>>>
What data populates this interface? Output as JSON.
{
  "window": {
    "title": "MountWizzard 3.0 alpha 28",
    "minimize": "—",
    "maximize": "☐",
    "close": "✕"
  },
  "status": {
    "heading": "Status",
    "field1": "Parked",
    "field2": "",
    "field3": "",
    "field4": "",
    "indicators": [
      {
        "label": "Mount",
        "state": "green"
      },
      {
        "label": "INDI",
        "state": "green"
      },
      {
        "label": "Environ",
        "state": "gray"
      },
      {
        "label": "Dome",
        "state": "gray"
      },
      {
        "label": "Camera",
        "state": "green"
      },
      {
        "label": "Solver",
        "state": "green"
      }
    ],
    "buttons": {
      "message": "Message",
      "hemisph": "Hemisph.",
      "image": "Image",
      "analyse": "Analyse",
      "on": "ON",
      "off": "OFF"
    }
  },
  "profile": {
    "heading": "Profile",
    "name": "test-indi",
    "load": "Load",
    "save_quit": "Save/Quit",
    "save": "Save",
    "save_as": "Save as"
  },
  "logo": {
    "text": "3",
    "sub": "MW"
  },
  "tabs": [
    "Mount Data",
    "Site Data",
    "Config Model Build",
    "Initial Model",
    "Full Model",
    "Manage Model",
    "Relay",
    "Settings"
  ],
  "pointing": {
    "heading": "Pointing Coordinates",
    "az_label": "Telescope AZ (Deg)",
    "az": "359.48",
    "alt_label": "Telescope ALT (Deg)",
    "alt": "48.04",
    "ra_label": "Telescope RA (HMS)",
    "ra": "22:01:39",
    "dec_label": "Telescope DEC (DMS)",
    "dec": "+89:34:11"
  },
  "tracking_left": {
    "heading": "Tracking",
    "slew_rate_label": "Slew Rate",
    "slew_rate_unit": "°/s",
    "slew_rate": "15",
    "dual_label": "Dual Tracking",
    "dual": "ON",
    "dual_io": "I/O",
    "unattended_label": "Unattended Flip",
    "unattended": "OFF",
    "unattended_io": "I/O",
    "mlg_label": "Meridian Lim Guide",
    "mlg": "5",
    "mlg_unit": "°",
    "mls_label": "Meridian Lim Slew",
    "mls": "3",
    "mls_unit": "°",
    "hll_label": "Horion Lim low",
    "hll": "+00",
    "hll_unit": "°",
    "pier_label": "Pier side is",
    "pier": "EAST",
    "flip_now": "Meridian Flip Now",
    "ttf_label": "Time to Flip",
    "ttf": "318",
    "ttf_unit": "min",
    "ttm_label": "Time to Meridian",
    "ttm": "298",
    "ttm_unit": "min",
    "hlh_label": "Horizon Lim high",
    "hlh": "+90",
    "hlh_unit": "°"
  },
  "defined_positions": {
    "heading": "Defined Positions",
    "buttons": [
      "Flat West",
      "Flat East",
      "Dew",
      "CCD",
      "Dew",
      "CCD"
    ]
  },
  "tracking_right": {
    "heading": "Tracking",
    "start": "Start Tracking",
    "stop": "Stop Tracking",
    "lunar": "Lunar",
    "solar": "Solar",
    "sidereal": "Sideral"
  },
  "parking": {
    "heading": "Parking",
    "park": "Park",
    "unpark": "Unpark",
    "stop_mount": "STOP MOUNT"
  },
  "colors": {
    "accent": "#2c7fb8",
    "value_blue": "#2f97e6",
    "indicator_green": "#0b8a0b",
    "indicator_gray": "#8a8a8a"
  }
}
<<<
Stated task: Your task is to repeat each line of the material exactly.

The reply:
What data populates this interface? Output as JSON.
{
  "window": {
    "title": "MountWizzard 3.0 alpha 28",
    "minimize": "—",
    "maximize": "☐",
    "close": "✕"
  },
  "status": {
    "heading": "Status",
    "field1": "Parked",
    "field2": "",
    "field3": "",
    "field4": "",
    "indicators": [
      {
        "label": "Mount",
        "state": "green"
      },
      {
        "label": "INDI",
        "state": "green"
      },
      {
        "label": "Environ",
        "state": "gray"
      },
      {
        "label": "Dome",
        "state": "gray"
      },
      {
        "label": "Camera",
        "state": "green"
      },
      {
        "label": "Solver",
        "state": "green"
      }
    ],
    "buttons": {
      "message": "Message",
      "hemisph": "Hemisph.",
      "image": "Image",
      "analyse": "Analyse",
      "on": "ON",
      "off": "OFF"
    }
  },
  "profile": {
    "heading": "Profile",
    "name": "test-indi",
    "load": "Load",
    "save_quit": "Save/Quit",
    "save": "Save",
    "save_as": "Save as"
  },
  "logo": {
    "text": "3",
    "sub": "MW"
  },
  "tabs": [
    "Mount Data",
    "Site Data",
    "Config Model Build",
    "Initial Model",
    "Full Model",
    "Manage Model",
    "Relay",
    "Settings"
  ],
  "pointing": {
    "heading": "Pointing Coordinates",
    "az_label": "Telescope AZ (Deg)",
    "az": "359.48",
    "alt_label": "Telescope ALT (Deg)",
    "alt": "48.04",
    "ra_label": "Telescope RA (HMS)",
    "ra": "22:01:39",
    "dec_label": "Telescope DEC (DMS)",
    "dec": "+89:34:11"
  },
  "tracking_left": {
    "heading": "Tracking",
    "slew_rate_label": "Slew Rate",
    "slew_rate_unit": "°/s",
    "slew_rate": "15",
    "dual_label": "Dual Tracking",
    "dual": "ON",
    "dual_io": "I/O",
    "unattended_label": "Unattended Flip",
    "unattended": "OFF",
    "unattended_io": "I/O",
    "mlg_label": "Meridian Lim Guide",
    "mlg": "5",
    "mlg_unit": "°",
    "mls_label": "Meridian Lim Slew",
    "mls": "3",
    "mls_unit": "°",
    "hll_label": "Horion Lim low",
    "hll": "+00",
    "hll_unit": "°",
    "pier_label": "Pier side is",
    "pier": "EAST",
    "flip_now": "Meridian Flip Now",
    "ttf_label": "Time to Flip",
    "ttf": "318",
    "ttf_unit": "min",
    "ttm_label": "Time to Meridian",
    "ttm": "298",
    "ttm_unit": "min",
    "hlh_label": "Horizon Lim high",
    "hlh": "+90",
    "hlh_unit": "°"
  },
  "defined_positions": {
    "heading": "Defined Positions",
    "buttons": [
      "Flat West",
      "Flat East",
      "Dew",
      "CCD",
      "Dew",
      "CCD"
    ]
  },
  "tracking_right": {
    "heading": "Tracking",
    "start": "Start Tracking",
    "stop": "Stop Tracking",
    "lunar": "Lunar",
    "solar": "Solar",
    "sidereal": "Sideral"
  },
  "parking": {
    "heading": "Parking",
    "park": "Park",
    "unpark": "Unpark",
    "stop_mount": "STOP MOUNT"
  },
  "colors": {
    "accent": "#2c7fb8",
    "value_blue": "#2f97e6",
    "indicator_green": "#0b8a0b",
    "indicator_gray": "#8a8a8a"
  }
}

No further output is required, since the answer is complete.